/---

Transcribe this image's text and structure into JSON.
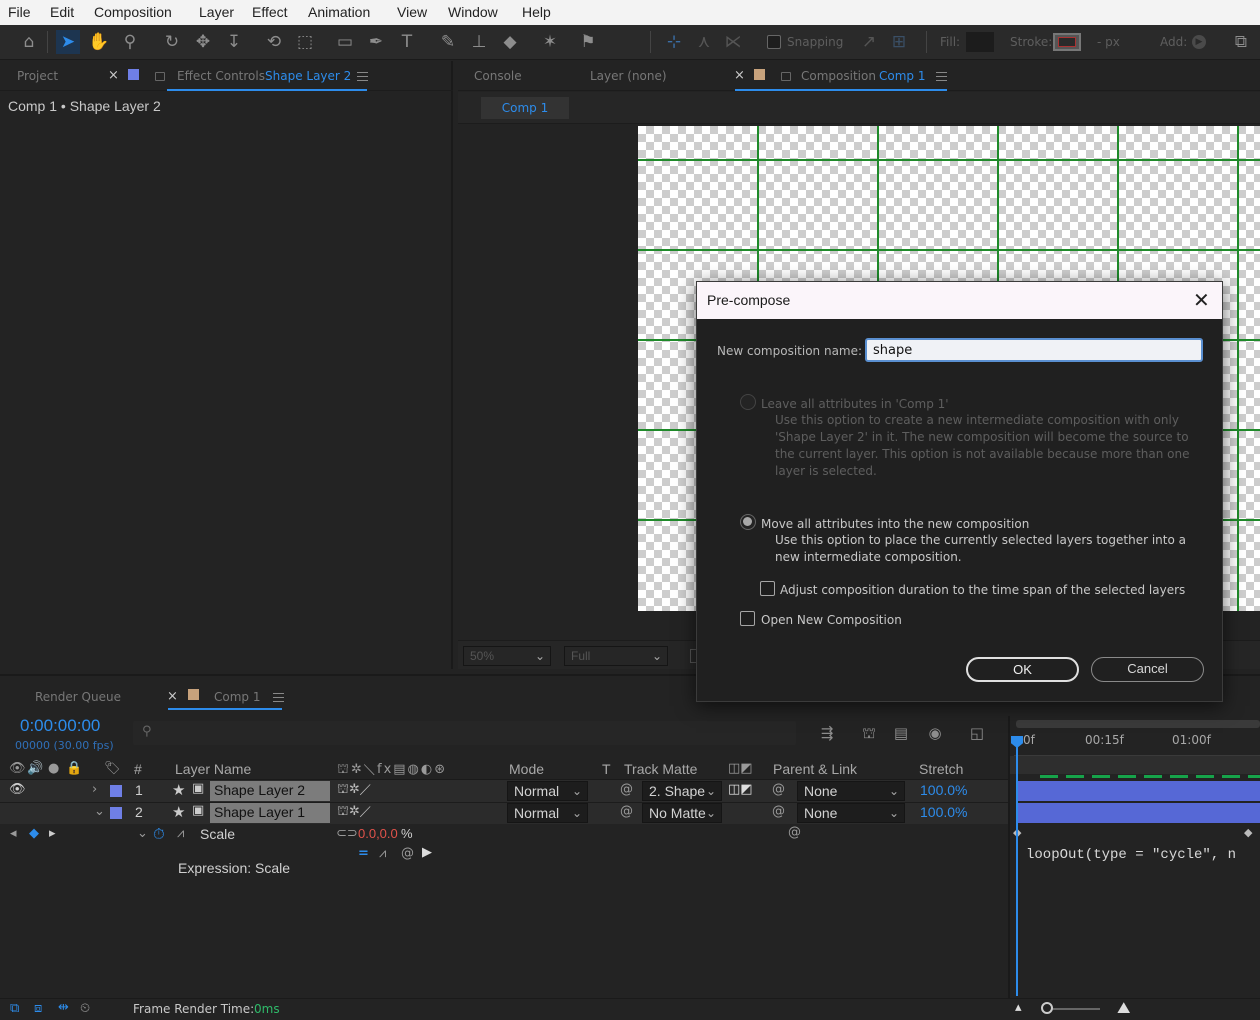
{
  "menu": [
    "File",
    "Edit",
    "Composition",
    "Layer",
    "Effect",
    "Animation",
    "View",
    "Window",
    "Help"
  ],
  "toolbar": {
    "tools": [
      "home-icon",
      "selection-tool-icon",
      "hand-tool-icon",
      "zoom-tool-icon",
      "orbit-camera-icon",
      "pan-camera-icon",
      "dolly-camera-icon",
      "rotate-tool-icon",
      "pan-behind-icon",
      "rectangle-tool-icon",
      "pen-tool-icon",
      "type-tool-icon",
      "brush-tool-icon",
      "clone-stamp-icon",
      "eraser-icon",
      "roto-brush-icon",
      "puppet-pin-icon"
    ],
    "snapping_label": "Snapping",
    "fill_label": "Fill:",
    "stroke_label": "Stroke:",
    "stroke_unit": "- px",
    "add_label": "Add:"
  },
  "left_panel": {
    "tab_project": "Project",
    "tab_effect_controls": "Effect Controls",
    "tab_effect_controls_target": "Shape Layer 2",
    "breadcrumb": "Comp 1 • Shape Layer 2"
  },
  "comp_panel": {
    "tab_console": "Console",
    "tab_layer": "Layer (none)",
    "tab_composition": "Composition",
    "tab_composition_target": "Comp 1",
    "sub_tab": "Comp 1",
    "zoom": "50%",
    "resolution": "Full"
  },
  "dialog": {
    "title": "Pre-compose",
    "name_label": "New composition name:",
    "name_value": "shape",
    "option1_label": "Leave all attributes in 'Comp 1'",
    "option1_desc": "Use this option to create a new intermediate composition with only 'Shape Layer 2' in it. The new composition will become the source to the current layer. This option is not available because more than one layer is selected.",
    "option2_label": "Move all attributes into the new composition",
    "option2_desc": "Use this option to place the currently selected layers together into a new intermediate composition.",
    "adjust_duration_label": "Adjust composition duration to the time span of the selected layers",
    "open_new_label": "Open New Composition",
    "ok_label": "OK",
    "cancel_label": "Cancel"
  },
  "timeline": {
    "tab_render_queue": "Render Queue",
    "tab_comp": "Comp 1",
    "timecode": "0:00:00:00",
    "frames": "00000 (30.00 fps)",
    "columns": {
      "number": "#",
      "layer_name": "Layer Name",
      "mode": "Mode",
      "t": "T",
      "track_matte": "Track Matte",
      "parent": "Parent & Link",
      "stretch": "Stretch"
    },
    "ruler": [
      "0f",
      "00:15f",
      "01:00f"
    ],
    "layers": [
      {
        "index": "1",
        "name": "Shape Layer 2",
        "mode": "Normal",
        "matte": "2. Shape",
        "parent": "None",
        "stretch": "100.0%",
        "color": "#6f7fe6"
      },
      {
        "index": "2",
        "name": "Shape Layer 1",
        "mode": "Normal",
        "matte": "No Matte",
        "parent": "None",
        "stretch": "100.0%",
        "color": "#6f7fe6"
      }
    ],
    "property": {
      "name": "Scale",
      "value": "0.0,0.0",
      "unit": "%"
    },
    "expression_label": "Expression: Scale",
    "expression_text": "loopOut(type = \"cycle\", n",
    "frame_render_label": "Frame Render Time:",
    "frame_render_value": "0ms"
  },
  "colors": {
    "accent": "#2d8ceb",
    "label_blue": "#6f7fe6",
    "label_tan": "#c7a27c",
    "grid_green": "#1f8a2a",
    "value_red": "#e0524a"
  }
}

\---

Search the records above for "into". Copy each line where it is found.

Transcribe this image's text and structure into JSON.
    "option2_label": "Move all attributes into the new composition",
    "option2_desc": "Use this option to place the currently selected layers together into a new intermediate composition.",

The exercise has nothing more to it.